- **GOAL**: Copy out all lines in the data below containing the string "events".

Data items
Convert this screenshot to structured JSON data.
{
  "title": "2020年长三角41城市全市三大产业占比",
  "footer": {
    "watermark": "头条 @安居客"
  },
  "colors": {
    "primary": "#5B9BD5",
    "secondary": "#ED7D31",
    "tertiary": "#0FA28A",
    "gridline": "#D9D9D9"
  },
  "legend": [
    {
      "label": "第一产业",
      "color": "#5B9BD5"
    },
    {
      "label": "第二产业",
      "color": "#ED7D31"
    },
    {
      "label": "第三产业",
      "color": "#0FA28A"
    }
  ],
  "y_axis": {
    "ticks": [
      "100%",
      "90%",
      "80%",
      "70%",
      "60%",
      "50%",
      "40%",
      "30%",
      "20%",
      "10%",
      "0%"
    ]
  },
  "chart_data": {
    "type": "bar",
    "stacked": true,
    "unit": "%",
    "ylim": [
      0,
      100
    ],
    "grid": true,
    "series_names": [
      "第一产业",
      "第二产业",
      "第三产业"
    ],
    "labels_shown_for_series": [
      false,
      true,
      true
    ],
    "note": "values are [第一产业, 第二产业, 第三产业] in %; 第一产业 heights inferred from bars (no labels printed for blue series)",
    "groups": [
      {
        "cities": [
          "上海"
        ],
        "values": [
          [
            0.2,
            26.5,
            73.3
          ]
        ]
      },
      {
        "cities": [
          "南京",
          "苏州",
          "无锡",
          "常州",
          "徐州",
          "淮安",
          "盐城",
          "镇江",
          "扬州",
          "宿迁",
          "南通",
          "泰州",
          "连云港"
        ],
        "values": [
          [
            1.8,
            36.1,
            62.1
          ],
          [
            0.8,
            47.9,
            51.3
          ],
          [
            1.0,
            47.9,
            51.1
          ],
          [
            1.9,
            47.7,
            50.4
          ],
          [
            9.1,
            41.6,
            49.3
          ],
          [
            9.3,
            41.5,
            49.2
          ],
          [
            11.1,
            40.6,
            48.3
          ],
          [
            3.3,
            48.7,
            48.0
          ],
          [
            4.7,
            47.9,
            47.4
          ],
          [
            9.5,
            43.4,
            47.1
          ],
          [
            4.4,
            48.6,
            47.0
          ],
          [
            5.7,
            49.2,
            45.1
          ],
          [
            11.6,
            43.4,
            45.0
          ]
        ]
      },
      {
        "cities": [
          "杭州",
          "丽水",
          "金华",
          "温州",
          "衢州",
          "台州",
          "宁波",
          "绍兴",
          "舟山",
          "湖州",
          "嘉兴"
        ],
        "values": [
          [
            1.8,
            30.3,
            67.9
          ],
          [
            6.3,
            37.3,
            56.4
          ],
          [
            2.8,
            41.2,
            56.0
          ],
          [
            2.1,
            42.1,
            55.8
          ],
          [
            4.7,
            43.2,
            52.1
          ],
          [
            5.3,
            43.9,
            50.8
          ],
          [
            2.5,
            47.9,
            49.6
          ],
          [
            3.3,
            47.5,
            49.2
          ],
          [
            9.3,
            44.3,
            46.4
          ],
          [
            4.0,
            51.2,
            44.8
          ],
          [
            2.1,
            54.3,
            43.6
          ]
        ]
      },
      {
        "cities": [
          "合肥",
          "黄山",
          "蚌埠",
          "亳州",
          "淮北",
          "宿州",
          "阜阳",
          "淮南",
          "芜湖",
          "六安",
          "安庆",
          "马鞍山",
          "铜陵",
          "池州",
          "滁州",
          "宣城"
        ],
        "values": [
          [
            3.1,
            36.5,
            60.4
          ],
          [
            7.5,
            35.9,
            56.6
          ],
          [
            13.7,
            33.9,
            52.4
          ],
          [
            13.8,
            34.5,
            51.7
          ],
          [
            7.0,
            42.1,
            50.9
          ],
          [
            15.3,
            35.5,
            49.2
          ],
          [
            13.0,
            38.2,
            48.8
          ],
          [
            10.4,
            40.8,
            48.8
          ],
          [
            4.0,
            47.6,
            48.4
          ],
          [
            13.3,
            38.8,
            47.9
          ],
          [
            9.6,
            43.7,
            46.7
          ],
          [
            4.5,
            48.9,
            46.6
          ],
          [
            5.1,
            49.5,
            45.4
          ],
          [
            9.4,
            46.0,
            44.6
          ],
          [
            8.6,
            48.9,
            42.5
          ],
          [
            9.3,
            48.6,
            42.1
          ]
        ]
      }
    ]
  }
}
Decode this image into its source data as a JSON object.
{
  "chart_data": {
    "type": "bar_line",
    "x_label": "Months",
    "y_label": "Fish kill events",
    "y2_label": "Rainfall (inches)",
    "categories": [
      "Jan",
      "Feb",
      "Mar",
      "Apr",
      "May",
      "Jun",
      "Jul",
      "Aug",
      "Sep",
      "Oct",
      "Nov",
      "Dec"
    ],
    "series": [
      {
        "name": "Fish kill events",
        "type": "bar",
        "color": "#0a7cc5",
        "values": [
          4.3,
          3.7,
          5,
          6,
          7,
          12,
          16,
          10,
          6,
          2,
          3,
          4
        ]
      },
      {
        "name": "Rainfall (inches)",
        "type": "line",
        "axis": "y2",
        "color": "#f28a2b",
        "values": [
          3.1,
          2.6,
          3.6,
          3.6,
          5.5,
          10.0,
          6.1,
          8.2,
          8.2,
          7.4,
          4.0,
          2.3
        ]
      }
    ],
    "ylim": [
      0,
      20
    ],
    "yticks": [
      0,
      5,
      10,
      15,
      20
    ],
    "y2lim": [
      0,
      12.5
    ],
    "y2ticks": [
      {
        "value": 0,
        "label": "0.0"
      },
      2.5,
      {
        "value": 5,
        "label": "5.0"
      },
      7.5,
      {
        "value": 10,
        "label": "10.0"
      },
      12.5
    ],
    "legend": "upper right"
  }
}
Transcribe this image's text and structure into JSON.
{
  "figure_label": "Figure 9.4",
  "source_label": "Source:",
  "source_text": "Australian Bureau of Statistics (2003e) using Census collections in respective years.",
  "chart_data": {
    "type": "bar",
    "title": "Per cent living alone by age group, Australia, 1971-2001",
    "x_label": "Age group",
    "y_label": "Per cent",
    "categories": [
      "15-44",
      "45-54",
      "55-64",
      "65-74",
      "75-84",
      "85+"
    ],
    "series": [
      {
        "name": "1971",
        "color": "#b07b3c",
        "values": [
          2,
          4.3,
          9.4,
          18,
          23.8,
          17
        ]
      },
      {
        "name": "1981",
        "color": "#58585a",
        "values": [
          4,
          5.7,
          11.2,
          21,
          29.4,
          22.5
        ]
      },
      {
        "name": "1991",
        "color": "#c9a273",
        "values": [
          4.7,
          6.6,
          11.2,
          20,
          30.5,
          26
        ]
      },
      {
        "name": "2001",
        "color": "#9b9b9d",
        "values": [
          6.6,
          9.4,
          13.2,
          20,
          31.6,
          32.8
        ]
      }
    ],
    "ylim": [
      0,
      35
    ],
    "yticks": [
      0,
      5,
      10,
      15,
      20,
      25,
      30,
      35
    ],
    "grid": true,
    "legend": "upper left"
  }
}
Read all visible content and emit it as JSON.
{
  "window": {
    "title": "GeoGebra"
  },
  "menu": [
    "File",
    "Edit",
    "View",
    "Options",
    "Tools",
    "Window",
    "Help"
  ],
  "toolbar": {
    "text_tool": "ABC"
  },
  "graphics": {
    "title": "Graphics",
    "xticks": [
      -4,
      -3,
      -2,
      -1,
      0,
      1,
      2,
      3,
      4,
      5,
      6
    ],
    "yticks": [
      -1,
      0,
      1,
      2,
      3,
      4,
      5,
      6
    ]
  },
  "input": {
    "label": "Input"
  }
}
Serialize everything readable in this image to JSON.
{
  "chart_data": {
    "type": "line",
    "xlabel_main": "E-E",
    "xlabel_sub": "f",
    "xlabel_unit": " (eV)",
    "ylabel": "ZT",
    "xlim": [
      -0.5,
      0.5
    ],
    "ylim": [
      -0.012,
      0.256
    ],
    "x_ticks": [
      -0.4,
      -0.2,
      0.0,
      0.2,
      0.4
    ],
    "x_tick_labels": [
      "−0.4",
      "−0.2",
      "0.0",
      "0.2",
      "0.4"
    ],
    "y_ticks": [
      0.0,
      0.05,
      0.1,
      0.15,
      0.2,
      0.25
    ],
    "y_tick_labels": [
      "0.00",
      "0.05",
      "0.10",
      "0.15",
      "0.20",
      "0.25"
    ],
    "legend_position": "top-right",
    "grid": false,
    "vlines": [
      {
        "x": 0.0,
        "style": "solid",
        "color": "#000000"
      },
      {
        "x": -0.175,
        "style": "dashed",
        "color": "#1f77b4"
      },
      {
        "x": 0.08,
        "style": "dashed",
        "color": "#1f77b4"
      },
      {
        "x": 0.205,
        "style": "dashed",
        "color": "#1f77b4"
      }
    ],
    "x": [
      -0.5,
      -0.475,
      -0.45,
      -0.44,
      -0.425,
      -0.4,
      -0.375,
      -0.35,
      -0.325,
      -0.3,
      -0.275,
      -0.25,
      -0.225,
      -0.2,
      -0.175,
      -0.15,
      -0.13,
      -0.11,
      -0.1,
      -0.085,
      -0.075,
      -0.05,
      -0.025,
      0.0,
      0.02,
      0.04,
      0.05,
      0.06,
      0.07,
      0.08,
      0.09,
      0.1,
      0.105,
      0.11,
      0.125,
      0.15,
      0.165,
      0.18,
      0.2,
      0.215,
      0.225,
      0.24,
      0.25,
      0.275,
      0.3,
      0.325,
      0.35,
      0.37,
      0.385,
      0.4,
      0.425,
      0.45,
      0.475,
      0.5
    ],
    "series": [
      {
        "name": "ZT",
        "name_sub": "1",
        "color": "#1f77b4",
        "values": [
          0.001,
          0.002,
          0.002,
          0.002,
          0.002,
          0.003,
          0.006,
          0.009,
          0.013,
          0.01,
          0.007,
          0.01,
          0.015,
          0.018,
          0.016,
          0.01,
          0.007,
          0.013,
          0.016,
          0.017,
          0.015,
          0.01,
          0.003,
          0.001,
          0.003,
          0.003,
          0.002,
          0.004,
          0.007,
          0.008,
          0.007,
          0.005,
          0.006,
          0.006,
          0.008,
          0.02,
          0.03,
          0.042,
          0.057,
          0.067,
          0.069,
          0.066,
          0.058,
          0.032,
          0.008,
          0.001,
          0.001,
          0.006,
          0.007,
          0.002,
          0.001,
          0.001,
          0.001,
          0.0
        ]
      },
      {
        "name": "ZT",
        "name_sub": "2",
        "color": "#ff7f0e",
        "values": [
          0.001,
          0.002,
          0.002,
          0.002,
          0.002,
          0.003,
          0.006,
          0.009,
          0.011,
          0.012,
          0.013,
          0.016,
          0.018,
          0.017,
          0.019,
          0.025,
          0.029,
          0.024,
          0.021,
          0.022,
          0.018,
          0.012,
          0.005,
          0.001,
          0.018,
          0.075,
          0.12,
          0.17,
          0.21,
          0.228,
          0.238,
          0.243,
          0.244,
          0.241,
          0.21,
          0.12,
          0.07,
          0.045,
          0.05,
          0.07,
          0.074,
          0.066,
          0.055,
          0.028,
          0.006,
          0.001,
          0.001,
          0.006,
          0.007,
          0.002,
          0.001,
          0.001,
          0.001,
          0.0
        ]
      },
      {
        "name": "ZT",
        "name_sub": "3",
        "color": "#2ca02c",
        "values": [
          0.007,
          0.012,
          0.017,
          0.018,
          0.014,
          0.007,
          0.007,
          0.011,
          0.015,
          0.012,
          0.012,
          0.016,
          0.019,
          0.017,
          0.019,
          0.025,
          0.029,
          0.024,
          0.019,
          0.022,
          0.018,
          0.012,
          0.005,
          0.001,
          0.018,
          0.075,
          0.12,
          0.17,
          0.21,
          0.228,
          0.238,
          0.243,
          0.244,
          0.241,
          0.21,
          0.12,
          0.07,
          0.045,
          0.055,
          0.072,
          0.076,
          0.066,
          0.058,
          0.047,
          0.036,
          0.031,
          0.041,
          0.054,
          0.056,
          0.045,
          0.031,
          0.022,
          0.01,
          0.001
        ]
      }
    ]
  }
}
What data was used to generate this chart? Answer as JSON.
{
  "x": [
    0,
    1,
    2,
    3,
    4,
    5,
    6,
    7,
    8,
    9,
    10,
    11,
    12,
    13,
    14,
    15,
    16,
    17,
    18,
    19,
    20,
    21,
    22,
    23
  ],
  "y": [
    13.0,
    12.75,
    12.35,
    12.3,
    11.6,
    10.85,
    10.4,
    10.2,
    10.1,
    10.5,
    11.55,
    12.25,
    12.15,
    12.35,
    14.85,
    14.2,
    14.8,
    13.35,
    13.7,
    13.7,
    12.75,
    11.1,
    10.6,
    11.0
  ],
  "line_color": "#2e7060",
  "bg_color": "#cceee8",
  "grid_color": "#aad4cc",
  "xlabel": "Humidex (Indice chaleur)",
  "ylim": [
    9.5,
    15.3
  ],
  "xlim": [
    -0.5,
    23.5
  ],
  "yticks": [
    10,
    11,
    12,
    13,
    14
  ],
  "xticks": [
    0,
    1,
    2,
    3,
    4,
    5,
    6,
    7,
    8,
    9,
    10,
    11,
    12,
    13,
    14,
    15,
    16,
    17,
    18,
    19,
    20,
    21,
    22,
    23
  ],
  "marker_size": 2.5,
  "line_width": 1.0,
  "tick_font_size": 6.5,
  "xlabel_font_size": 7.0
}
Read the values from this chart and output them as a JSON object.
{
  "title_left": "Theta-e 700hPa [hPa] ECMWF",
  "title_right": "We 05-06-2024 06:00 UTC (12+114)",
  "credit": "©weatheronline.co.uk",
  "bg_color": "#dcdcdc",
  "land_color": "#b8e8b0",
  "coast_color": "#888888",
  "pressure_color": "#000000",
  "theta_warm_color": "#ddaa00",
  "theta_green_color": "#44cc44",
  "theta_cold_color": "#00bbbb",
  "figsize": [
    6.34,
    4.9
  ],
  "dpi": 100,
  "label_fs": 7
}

- **WORKED ANSWER**:
    "y_label": "Fish kill events",
        "name": "Fish kill events",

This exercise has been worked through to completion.